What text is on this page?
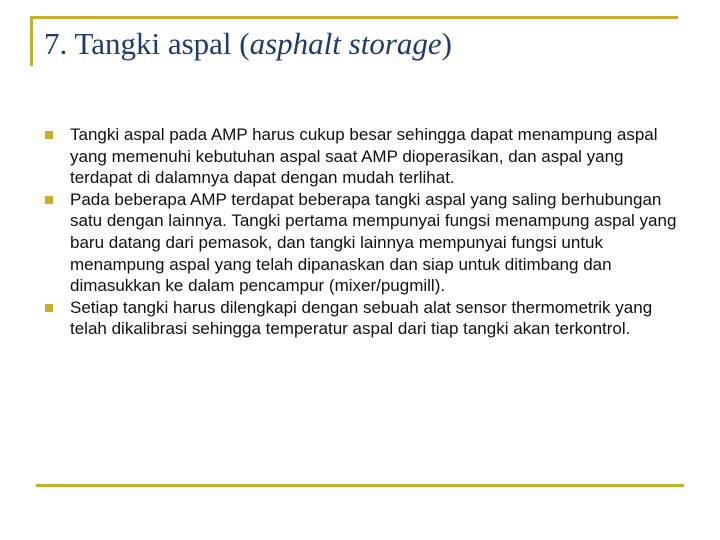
7. Tangki aspal (asphalt storage)
Tangki aspal pada AMP harus cukup besar sehingga dapat menampung aspal yang memenuhi kebutuhan aspal saat AMP dioperasikan, dan aspal yang terdapat di dalamnya dapat dengan mudah terlihat.
Pada beberapa AMP terdapat beberapa tangki aspal yang saling berhubungan satu dengan lainnya. Tangki pertama mempunyai fungsi menampung aspal yang baru datang dari pemasok, dan tangki lainnya mempunyai fungsi untuk menampung aspal yang telah dipanaskan dan siap untuk ditimbang dan dimasukkan ke dalam pencampur (mixer/pugmill).
Setiap tangki harus dilengkapi dengan sebuah alat sensor thermometrik yang telah dikalibrasi sehingga temperatur aspal dari tiap tangki akan terkontrol.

- - -

= Task directions =
In the records above, how many lines include "sehingga"? Give that number and nothing more.

= Response for this exercise =
2